» **EXERCISE TASK**: Print the full listing exactly.
>> Start PROVIDED DATA
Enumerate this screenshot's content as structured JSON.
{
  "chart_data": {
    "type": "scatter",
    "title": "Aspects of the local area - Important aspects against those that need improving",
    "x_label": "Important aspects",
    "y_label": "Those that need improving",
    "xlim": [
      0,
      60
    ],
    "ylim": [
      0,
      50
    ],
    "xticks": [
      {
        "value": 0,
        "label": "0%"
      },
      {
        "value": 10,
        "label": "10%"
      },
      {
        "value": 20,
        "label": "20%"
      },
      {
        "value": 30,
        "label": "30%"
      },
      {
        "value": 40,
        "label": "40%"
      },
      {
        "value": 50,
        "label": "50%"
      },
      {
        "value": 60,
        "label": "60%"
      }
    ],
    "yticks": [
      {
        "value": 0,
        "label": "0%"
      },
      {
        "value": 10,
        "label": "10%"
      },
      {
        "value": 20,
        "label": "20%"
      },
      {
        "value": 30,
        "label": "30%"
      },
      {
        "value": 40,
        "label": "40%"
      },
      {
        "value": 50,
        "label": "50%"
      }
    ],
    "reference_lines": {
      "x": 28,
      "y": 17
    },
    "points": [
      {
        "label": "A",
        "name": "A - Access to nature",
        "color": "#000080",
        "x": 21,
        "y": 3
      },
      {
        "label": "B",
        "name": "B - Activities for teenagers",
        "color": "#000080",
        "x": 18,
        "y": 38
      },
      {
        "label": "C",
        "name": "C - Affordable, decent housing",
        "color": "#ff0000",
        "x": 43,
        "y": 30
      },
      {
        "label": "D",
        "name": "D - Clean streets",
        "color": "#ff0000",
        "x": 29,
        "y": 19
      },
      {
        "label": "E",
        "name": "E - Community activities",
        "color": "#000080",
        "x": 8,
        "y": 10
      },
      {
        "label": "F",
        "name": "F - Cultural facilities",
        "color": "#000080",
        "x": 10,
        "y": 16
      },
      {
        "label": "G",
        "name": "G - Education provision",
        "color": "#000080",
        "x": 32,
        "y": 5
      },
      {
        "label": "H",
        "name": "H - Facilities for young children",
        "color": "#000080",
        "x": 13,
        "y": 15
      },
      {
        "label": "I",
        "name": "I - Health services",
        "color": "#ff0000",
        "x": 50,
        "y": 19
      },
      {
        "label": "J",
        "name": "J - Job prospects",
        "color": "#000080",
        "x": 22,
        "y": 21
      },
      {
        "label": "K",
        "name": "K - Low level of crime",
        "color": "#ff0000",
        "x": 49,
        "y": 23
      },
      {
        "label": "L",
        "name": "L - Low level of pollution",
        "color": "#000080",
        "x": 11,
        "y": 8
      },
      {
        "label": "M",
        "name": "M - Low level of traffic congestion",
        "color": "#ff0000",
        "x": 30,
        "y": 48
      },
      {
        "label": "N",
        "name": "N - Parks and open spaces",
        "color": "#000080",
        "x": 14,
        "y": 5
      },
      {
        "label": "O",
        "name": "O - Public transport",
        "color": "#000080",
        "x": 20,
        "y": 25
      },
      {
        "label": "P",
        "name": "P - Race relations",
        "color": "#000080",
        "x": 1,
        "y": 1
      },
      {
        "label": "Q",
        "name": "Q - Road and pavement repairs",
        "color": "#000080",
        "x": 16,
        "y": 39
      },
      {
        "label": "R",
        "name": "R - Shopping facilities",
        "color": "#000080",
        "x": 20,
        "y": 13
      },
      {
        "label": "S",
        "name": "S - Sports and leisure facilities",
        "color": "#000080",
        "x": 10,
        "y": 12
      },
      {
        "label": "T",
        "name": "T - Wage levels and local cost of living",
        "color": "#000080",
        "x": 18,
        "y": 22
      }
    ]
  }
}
>> End PROVIDED DATA
» **COMPLETE RESPONSE**:
Enumerate this screenshot's content as structured JSON.
{
  "chart_data": {
    "type": "scatter",
    "title": "Aspects of the local area - Important aspects against those that need improving",
    "x_label": "Important aspects",
    "y_label": "Those that need improving",
    "xlim": [
      0,
      60
    ],
    "ylim": [
      0,
      50
    ],
    "xticks": [
      {
        "value": 0,
        "label": "0%"
      },
      {
        "value": 10,
        "label": "10%"
      },
      {
        "value": 20,
        "label": "20%"
      },
      {
        "value": 30,
        "label": "30%"
      },
      {
        "value": 40,
        "label": "40%"
      },
      {
        "value": 50,
        "label": "50%"
      },
      {
        "value": 60,
        "label": "60%"
      }
    ],
    "yticks": [
      {
        "value": 0,
        "label": "0%"
      },
      {
        "value": 10,
        "label": "10%"
      },
      {
        "value": 20,
        "label": "20%"
      },
      {
        "value": 30,
        "label": "30%"
      },
      {
        "value": 40,
        "label": "40%"
      },
      {
        "value": 50,
        "label": "50%"
      }
    ],
    "reference_lines": {
      "x": 28,
      "y": 17
    },
    "points": [
      {
        "label": "A",
        "name": "A - Access to nature",
        "color": "#000080",
        "x": 21,
        "y": 3
      },
      {
        "label": "B",
        "name": "B - Activities for teenagers",
        "color": "#000080",
        "x": 18,
        "y": 38
      },
      {
        "label": "C",
        "name": "C - Affordable, decent housing",
        "color": "#ff0000",
        "x": 43,
        "y": 30
      },
      {
        "label": "D",
        "name": "D - Clean streets",
        "color": "#ff0000",
        "x": 29,
        "y": 19
      },
      {
        "label": "E",
        "name": "E - Community activities",
        "color": "#000080",
        "x": 8,
        "y": 10
      },
      {
        "label": "F",
        "name": "F - Cultural facilities",
        "color": "#000080",
        "x": 10,
        "y": 16
      },
      {
        "label": "G",
        "name": "G - Education provision",
        "color": "#000080",
        "x": 32,
        "y": 5
      },
      {
        "label": "H",
        "name": "H - Facilities for young children",
        "color": "#000080",
        "x": 13,
        "y": 15
      },
      {
        "label": "I",
        "name": "I - Health services",
        "color": "#ff0000",
        "x": 50,
        "y": 19
      },
      {
        "label": "J",
        "name": "J - Job prospects",
        "color": "#000080",
        "x": 22,
        "y": 21
      },
      {
        "label": "K",
        "name": "K - Low level of crime",
        "color": "#ff0000",
        "x": 49,
        "y": 23
      },
      {
        "label": "L",
        "name": "L - Low level of pollution",
        "color": "#000080",
        "x": 11,
        "y": 8
      },
      {
        "label": "M",
        "name": "M - Low level of traffic congestion",
        "color": "#ff0000",
        "x": 30,
        "y": 48
      },
      {
        "label": "N",
        "name": "N - Parks and open spaces",
        "color": "#000080",
        "x": 14,
        "y": 5
      },
      {
        "label": "O",
        "name": "O - Public transport",
        "color": "#000080",
        "x": 20,
        "y": 25
      },
      {
        "label": "P",
        "name": "P - Race relations",
        "color": "#000080",
        "x": 1,
        "y": 1
      },
      {
        "label": "Q",
        "name": "Q - Road and pavement repairs",
        "color": "#000080",
        "x": 16,
        "y": 39
      },
      {
        "label": "R",
        "name": "R - Shopping facilities",
        "color": "#000080",
        "x": 20,
        "y": 13
      },
      {
        "label": "S",
        "name": "S - Sports and leisure facilities",
        "color": "#000080",
        "x": 10,
        "y": 12
      },
      {
        "label": "T",
        "name": "T - Wage levels and local cost of living",
        "color": "#000080",
        "x": 18,
        "y": 22
      }
    ]
  }
}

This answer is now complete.